**WRITTEN REQUEST**
Using the records below, locate all lines containing "수고하시는" and return them.

**SUPPLIED DATA**
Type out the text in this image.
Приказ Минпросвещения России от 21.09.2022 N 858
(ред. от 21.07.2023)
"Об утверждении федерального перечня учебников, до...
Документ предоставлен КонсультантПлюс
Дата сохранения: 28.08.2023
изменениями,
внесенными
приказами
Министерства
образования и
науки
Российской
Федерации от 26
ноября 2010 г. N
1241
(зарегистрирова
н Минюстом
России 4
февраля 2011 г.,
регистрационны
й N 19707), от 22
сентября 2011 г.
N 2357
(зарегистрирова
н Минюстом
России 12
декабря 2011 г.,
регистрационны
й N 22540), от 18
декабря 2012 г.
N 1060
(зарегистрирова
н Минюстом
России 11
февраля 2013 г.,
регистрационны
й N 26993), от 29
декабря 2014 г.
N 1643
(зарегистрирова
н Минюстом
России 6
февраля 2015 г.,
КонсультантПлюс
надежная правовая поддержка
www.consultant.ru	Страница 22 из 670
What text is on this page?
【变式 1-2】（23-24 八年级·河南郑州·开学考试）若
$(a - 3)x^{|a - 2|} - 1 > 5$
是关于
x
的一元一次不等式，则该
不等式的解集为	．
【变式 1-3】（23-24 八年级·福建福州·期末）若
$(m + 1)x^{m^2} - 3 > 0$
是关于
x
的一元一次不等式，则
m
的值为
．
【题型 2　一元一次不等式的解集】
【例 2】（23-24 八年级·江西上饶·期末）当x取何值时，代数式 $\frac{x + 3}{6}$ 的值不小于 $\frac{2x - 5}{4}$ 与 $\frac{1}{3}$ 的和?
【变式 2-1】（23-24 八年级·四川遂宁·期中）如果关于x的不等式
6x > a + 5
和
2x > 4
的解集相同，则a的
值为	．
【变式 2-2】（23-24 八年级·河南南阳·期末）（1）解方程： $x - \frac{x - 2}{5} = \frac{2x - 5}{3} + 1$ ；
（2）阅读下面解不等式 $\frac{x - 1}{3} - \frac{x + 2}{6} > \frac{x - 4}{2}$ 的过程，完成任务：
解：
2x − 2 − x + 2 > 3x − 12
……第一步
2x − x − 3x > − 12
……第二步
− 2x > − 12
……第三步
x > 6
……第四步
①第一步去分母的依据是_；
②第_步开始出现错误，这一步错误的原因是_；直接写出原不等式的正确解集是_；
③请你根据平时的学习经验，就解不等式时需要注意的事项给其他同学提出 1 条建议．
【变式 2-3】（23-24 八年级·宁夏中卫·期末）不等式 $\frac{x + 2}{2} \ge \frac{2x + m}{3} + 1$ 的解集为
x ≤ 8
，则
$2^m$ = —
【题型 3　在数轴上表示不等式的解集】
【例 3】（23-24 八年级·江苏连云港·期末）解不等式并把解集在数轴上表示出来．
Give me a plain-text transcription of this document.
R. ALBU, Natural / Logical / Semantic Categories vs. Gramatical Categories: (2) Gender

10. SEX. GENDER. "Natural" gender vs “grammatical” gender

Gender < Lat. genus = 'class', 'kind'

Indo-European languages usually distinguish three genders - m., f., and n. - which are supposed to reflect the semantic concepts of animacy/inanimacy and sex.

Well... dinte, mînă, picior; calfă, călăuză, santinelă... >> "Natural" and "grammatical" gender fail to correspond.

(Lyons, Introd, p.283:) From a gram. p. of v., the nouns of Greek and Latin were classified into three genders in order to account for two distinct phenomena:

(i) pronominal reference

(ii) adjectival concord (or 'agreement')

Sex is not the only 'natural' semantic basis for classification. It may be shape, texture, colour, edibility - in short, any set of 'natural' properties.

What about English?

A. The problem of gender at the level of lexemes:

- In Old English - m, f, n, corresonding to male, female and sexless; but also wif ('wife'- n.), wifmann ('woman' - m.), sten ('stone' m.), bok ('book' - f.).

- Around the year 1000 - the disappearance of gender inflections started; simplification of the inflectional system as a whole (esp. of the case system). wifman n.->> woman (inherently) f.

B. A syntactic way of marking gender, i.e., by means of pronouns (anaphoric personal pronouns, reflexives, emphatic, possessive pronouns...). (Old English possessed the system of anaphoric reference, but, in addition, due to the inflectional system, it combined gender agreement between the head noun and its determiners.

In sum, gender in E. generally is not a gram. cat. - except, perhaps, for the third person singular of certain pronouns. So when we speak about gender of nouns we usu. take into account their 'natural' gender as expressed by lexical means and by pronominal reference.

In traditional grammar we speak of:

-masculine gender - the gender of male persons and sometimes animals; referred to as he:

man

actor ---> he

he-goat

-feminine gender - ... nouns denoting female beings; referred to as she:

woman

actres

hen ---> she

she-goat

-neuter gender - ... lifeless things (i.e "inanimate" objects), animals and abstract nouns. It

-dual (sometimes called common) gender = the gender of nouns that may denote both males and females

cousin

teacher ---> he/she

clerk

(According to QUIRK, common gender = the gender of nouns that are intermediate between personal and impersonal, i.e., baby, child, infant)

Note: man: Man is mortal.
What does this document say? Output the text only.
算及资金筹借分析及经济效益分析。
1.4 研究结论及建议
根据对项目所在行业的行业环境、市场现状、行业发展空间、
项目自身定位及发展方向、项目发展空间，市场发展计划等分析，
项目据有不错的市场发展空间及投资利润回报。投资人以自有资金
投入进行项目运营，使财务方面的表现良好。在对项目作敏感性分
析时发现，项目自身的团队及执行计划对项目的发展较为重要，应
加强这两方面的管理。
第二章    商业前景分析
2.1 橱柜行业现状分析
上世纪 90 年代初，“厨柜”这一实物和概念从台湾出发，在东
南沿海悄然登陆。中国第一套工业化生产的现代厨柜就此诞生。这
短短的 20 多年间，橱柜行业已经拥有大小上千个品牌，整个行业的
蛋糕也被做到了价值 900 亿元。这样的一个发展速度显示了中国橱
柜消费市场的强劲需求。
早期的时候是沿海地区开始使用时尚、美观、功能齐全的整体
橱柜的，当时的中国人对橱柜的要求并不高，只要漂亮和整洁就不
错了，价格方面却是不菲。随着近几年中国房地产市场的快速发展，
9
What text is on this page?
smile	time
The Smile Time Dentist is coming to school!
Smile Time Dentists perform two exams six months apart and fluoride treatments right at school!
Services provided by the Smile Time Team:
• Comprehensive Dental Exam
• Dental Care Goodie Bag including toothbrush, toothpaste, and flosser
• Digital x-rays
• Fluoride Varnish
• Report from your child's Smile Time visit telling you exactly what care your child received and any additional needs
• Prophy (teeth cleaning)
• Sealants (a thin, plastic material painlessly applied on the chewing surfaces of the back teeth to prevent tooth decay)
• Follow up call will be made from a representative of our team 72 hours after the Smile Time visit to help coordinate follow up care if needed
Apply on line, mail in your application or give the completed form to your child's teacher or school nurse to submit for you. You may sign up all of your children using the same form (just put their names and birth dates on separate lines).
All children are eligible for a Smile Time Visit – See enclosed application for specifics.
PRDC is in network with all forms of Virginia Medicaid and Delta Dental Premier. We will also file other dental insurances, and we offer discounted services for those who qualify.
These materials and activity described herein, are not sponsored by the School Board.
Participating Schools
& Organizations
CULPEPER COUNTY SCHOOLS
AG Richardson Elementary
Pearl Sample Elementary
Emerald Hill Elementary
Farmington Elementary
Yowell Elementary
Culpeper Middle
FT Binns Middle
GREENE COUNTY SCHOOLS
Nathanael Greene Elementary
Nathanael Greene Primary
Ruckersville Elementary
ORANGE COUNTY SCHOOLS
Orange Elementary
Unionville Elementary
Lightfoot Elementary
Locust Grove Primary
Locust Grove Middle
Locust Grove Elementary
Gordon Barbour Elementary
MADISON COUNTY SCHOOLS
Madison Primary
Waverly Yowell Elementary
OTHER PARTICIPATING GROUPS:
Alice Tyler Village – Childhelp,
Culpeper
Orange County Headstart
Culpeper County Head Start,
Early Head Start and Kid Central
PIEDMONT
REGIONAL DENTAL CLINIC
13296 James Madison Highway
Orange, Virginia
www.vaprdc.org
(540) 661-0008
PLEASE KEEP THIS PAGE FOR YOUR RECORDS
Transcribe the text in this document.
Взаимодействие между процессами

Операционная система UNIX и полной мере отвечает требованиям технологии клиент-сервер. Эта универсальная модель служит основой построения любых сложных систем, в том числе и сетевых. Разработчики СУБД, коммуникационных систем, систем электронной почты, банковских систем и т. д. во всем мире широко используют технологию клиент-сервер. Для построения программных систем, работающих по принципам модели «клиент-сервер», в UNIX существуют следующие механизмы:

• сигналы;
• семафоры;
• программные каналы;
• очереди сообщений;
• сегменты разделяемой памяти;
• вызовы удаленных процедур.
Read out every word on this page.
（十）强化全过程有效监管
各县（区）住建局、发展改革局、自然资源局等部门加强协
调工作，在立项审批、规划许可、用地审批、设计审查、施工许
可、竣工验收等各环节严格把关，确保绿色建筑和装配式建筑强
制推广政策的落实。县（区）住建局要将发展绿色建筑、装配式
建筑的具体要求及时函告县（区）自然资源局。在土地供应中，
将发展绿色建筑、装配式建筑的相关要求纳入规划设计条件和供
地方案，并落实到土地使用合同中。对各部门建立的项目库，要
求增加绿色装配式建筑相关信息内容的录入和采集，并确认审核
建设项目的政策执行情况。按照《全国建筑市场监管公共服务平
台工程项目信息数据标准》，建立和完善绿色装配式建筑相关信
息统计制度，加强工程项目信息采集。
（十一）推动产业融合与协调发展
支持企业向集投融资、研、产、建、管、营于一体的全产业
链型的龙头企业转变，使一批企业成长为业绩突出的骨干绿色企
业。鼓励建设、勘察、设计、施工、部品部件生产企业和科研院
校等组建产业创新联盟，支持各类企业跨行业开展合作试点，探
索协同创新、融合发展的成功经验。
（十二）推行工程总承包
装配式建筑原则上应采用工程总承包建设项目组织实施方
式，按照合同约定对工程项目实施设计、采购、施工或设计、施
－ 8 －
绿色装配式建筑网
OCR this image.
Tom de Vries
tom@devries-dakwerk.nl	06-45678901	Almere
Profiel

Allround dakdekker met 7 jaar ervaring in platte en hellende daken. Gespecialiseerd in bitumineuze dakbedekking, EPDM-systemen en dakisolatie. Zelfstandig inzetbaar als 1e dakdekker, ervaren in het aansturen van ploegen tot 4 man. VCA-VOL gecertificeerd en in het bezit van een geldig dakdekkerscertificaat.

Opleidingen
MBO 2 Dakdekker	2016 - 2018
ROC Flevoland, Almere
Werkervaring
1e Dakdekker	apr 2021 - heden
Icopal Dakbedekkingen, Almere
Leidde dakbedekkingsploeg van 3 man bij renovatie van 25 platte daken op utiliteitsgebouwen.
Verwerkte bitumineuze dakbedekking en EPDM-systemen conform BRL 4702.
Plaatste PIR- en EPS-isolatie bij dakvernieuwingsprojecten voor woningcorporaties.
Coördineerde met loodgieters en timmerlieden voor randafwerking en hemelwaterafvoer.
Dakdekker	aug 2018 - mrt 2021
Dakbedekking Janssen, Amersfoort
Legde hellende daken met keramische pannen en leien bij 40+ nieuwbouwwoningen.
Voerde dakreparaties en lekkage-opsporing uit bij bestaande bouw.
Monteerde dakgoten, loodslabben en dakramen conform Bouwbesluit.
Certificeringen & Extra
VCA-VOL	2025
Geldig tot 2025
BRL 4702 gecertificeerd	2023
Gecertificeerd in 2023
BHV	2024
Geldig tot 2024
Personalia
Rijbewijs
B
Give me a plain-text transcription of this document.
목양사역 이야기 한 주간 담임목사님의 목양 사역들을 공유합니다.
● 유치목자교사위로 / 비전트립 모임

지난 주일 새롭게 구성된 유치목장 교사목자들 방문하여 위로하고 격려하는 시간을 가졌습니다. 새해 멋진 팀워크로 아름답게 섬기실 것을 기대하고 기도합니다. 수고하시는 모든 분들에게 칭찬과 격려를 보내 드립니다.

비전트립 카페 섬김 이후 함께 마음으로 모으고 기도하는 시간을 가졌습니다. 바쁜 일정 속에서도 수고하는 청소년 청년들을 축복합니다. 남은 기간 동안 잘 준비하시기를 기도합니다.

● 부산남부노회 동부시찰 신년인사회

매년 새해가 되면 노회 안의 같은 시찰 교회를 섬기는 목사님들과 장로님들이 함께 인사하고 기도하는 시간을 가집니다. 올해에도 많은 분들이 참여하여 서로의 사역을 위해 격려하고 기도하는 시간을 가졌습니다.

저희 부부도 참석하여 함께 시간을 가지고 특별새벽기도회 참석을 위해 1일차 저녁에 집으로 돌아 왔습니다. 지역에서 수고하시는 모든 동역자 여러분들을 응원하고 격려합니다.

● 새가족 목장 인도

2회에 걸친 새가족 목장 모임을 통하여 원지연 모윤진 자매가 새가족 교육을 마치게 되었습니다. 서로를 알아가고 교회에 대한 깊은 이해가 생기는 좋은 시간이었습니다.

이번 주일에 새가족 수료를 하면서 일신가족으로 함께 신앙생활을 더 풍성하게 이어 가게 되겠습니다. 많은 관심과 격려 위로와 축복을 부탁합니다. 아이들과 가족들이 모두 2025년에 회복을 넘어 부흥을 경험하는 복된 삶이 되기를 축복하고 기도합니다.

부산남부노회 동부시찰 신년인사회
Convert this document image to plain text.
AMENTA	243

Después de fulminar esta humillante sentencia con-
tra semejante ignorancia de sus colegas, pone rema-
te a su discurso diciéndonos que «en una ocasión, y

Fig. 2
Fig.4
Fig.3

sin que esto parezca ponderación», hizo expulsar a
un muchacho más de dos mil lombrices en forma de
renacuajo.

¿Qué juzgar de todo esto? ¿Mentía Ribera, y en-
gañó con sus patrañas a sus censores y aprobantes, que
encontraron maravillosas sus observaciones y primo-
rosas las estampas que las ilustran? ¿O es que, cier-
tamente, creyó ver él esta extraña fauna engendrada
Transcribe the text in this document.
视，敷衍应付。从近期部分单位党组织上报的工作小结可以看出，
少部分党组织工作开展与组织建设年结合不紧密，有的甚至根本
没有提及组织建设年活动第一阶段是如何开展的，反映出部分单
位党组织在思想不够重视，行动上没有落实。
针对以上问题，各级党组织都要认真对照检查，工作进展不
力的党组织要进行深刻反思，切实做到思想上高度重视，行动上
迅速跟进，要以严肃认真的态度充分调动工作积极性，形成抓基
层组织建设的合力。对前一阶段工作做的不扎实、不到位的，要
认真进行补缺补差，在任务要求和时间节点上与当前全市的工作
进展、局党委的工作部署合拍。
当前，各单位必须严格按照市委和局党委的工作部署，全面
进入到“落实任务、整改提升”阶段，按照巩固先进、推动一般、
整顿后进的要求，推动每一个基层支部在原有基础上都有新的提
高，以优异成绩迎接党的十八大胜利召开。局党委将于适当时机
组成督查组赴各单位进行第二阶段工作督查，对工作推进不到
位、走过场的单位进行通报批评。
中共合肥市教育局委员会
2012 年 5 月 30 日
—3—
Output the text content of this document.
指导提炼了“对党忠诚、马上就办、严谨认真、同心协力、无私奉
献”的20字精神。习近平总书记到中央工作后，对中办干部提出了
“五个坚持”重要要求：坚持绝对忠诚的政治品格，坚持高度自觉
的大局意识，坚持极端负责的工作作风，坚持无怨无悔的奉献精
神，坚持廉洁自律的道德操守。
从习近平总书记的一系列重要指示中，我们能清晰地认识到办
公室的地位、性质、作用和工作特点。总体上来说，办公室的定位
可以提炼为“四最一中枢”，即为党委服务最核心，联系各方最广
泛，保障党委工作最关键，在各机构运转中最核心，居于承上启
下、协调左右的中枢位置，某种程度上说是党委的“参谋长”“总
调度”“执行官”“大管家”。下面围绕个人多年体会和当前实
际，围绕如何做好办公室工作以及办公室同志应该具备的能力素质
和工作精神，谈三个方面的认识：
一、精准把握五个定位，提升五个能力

**OUTPUT OF THE EXERCISE**
지난 주일 새롭게 구성된 유치목장 교사목자들 방문하여 위로하고 격려하는 시간을 가졌습니다. 새해 멋진 팀워크로 아름답게 섬기실 것을 기대하고 기도합니다. 수고하시는 모든 분들에게 칭찬과 격려를 보내 드립니다.
저희 부부도 참석하여 함께 시간을 가지고 특별새벽기도회 참석을 위해 1일차 저녁에 집으로 돌아 왔습니다. 지역에서 수고하시는 모든 동역자 여러분들을 응원하고 격려합니다.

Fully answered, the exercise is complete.